▸ **TASK TO CARRY OUT**:
Without the pictures, return each record as it appears.

>> Begin

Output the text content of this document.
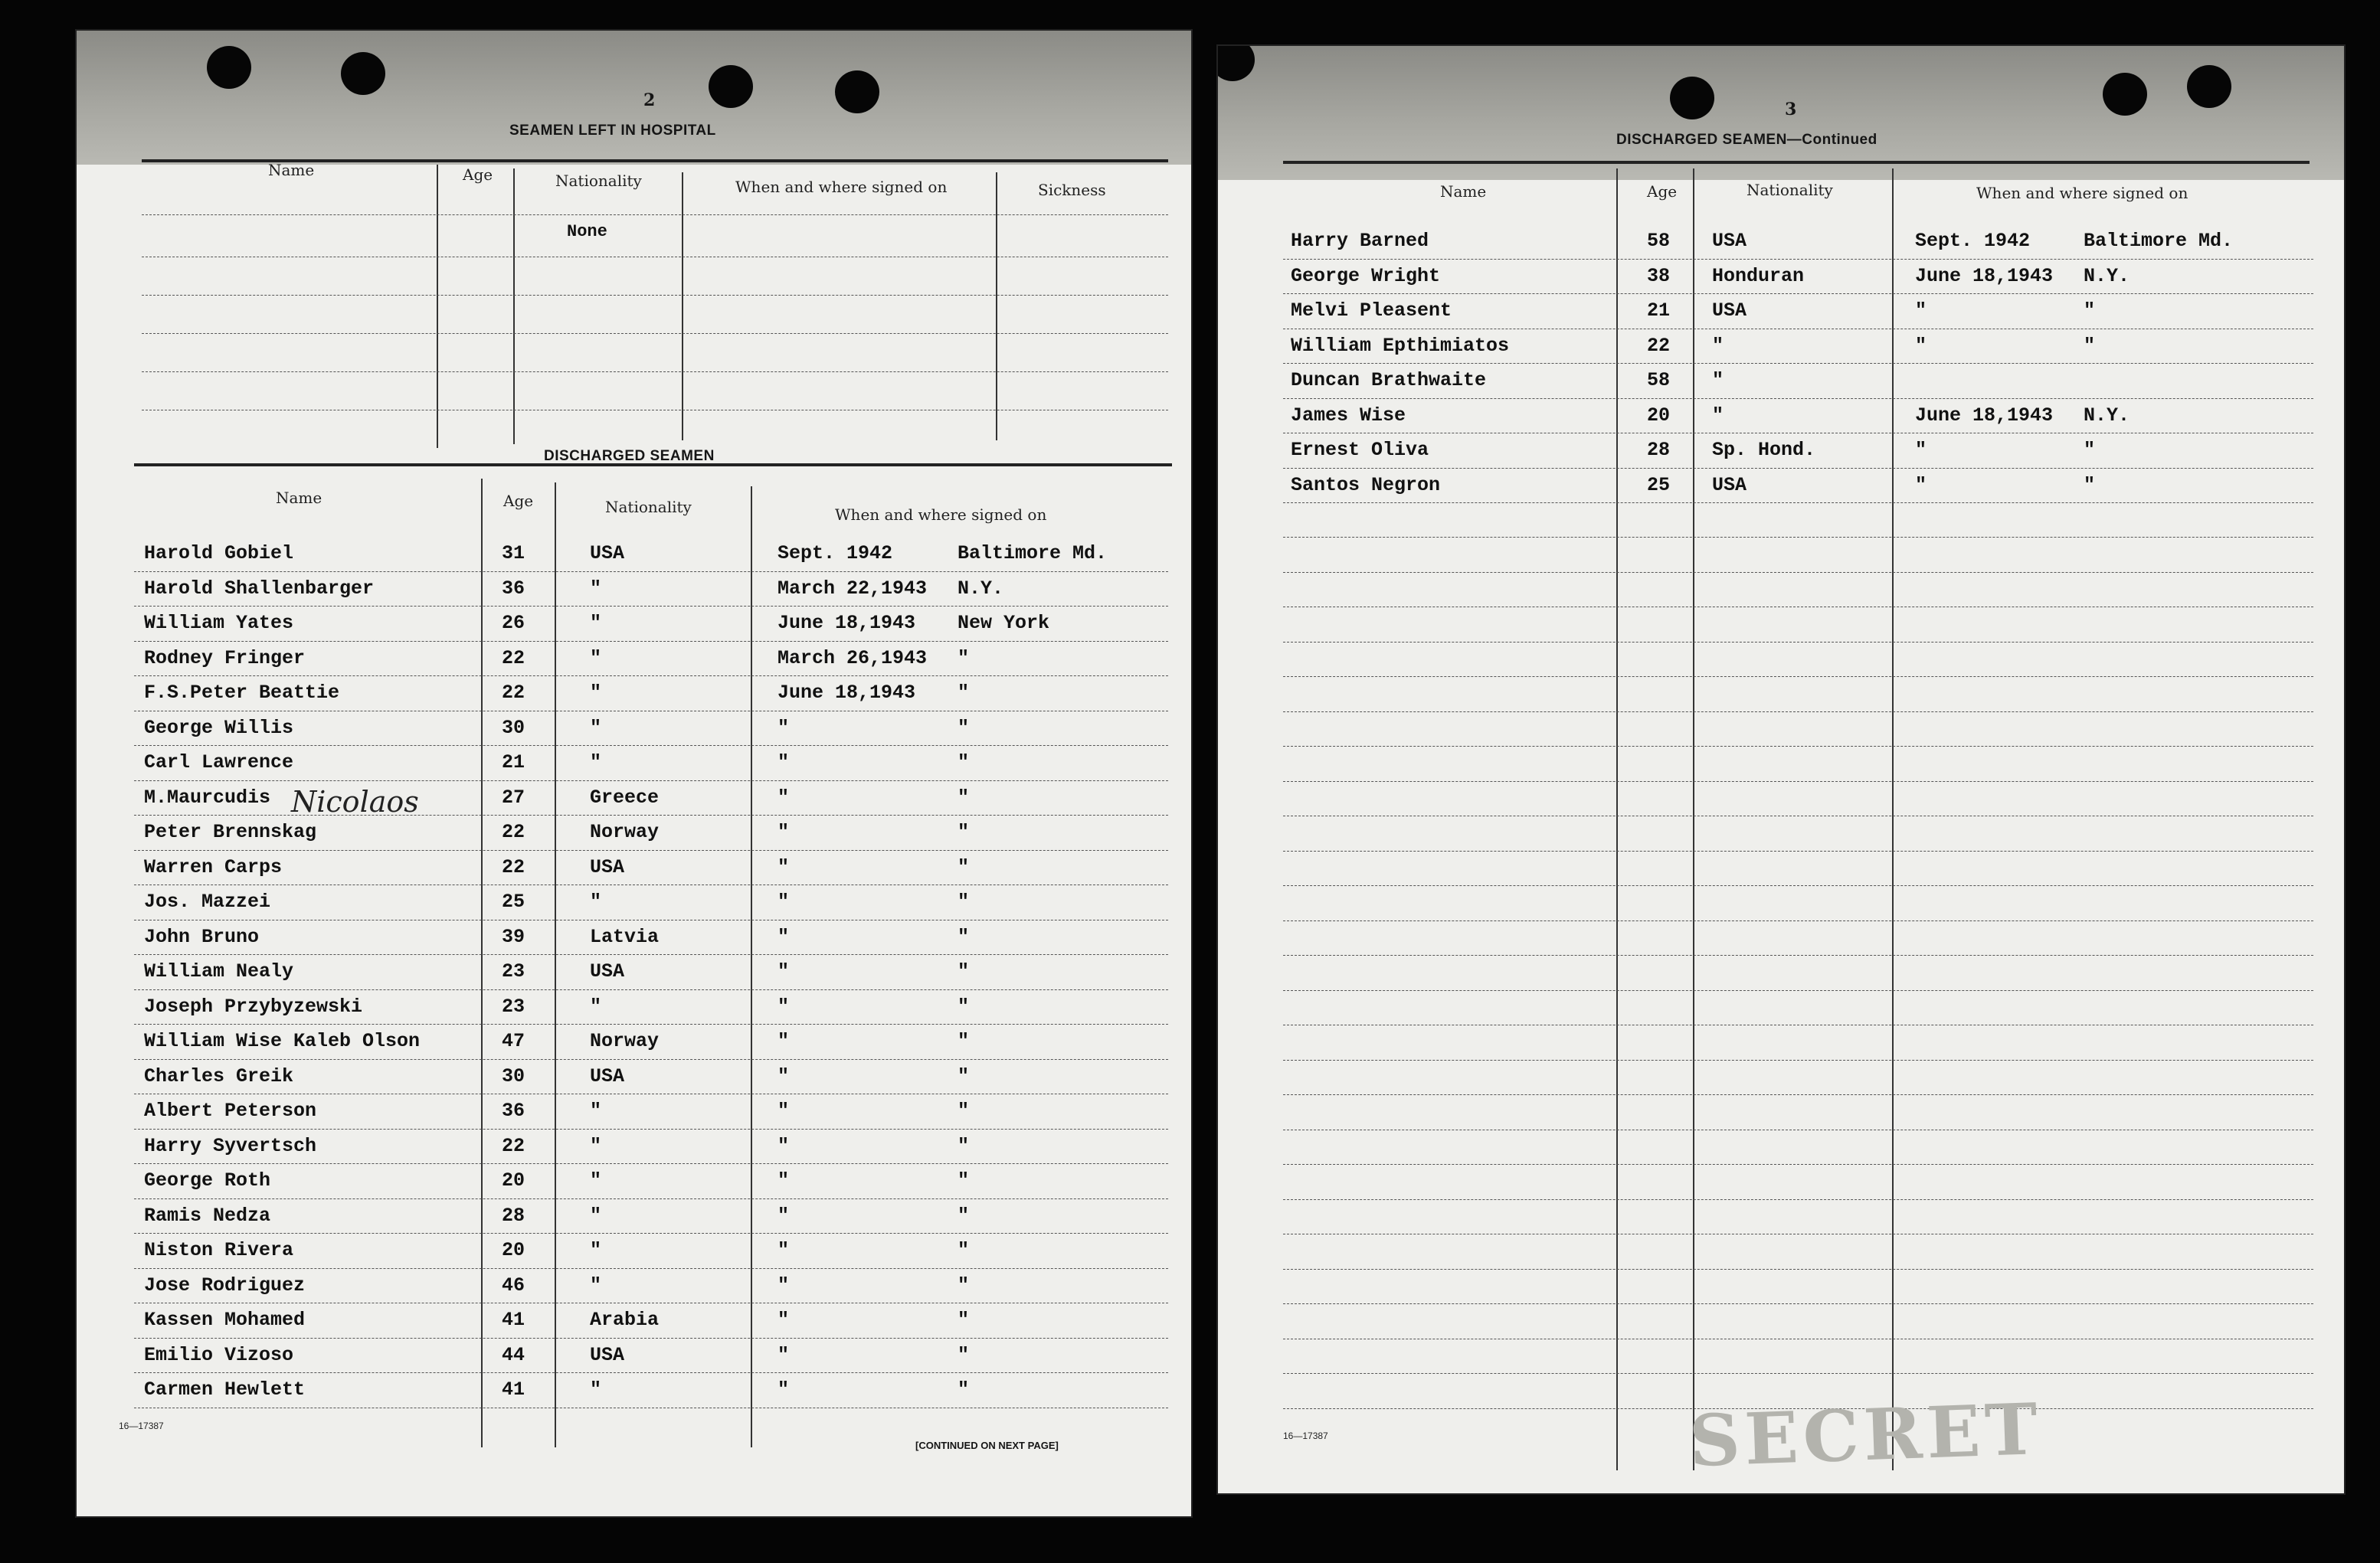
2
SEAMEN LEFT IN HOSPITAL
Name	Age	Nationality	When and where signed on	Sickness
None
DISCHARGED SEAMEN
Name	Age	Nationality	When and where signed on
Harold Gobiel	31	USA	Sept. 1942	Baltimore Md.
Harold Shallenbarger	36	"	March 22,1943 N.Y.
William Yates	26	"	June 18,1943 New York
Rodney Fringer	22	"	March 26,1943 "
F.S.Peter Beattie	22	"	June 18,1943 "
George Willis	30	"	"	"
Carl Lawrence	21	"	"	"
M.Maurcudis	27	Greece	"	"
Peter Brennskag	22	Norway	"	"
Warren Carps	22	USA	"	"
Jos. Mazzei	25	"	"	"
John Bruno	39	Latvia	"	"
William Nealy	23	USA	"	"
Joseph Przybyzewski	23	"	"	"
William Wise Kaleb Olson	47	Norway	"	"
Charles Greik	30	USA	"	"
Albert Peterson	36	"	"	"
Harry Syvertsch	22	"	"	"
George Roth	20	"	"	"
Ramis Nedza	28	"	"	"
Niston Rivera	20	"	"	"
Jose Rodriguez	46	"	"	"
Kassen Mohamed	41	Arabia	"	"
Emilio Vizoso	44	USA	"	"
Carmen Hewlett	41	"	"	"
Nicolaos
16—17387
[CONTINUED ON NEXT PAGE]
3
DISCHARGED SEAMEN—Continued
Name	Age	Nationality	When and where signed on
Harry Barned	58 USA	Sept. 1942	Baltimore Md.
George Wright	38 Honduran	June 18,1943 N.Y.
Melvi Pleasent	21 USA	"	"
William Epthimiatos	22 "	"	"
Duncan Brathwaite	58 "
James Wise	20 "	June 18,1943 N.Y.
Ernest Oliva	28 Sp. Hond.	"	"
Santos Negron	25 USA	"	"
16—17387	SECRET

>> End

▸ **TASK RESPONSE**:
Output the text content of this document.
2
SEAMEN LEFT IN HOSPITAL
Name	Age	Nationality	When and where signed on	Sickness
None
DISCHARGED SEAMEN
Name	Age	Nationality	When and where signed on
Harold Gobiel	31	USA	Sept. 1942	Baltimore Md.
Harold Shallenbarger	36	"	March 22,1943 N.Y.
William Yates	26	"	June 18,1943 New York
Rodney Fringer	22	"	March 26,1943 "
F.S.Peter Beattie	22	"	June 18,1943 "
George Willis	30	"	"	"
Carl Lawrence	21	"	"	"
M.Maurcudis	27	Greece	"	"
Peter Brennskag	22	Norway	"	"
Warren Carps	22	USA	"	"
Jos. Mazzei	25	"	"	"
John Bruno	39	Latvia	"	"
William Nealy	23	USA	"	"
Joseph Przybyzewski	23	"	"	"
William Wise Kaleb Olson	47	Norway	"	"
Charles Greik	30	USA	"	"
Albert Peterson	36	"	"	"
Harry Syvertsch	22	"	"	"
George Roth	20	"	"	"
Ramis Nedza	28	"	"	"
Niston Rivera	20	"	"	"
Jose Rodriguez	46	"	"	"
Kassen Mohamed	41	Arabia	"	"
Emilio Vizoso	44	USA	"	"
Carmen Hewlett	41	"	"	"
Nicolaos
16—17387
[CONTINUED ON NEXT PAGE]
3
DISCHARGED SEAMEN—Continued
Name	Age	Nationality	When and where signed on
Harry Barned	58 USA	Sept. 1942	Baltimore Md.
George Wright	38 Honduran	June 18,1943 N.Y.
Melvi Pleasent	21 USA	"	"
William Epthimiatos	22 "	"	"
Duncan Brathwaite	58 "
James Wise	20 "	June 18,1943 N.Y.
Ernest Oliva	28 Sp. Hond.	"	"
Santos Negron	25 USA	"	"
16—17387	SECRET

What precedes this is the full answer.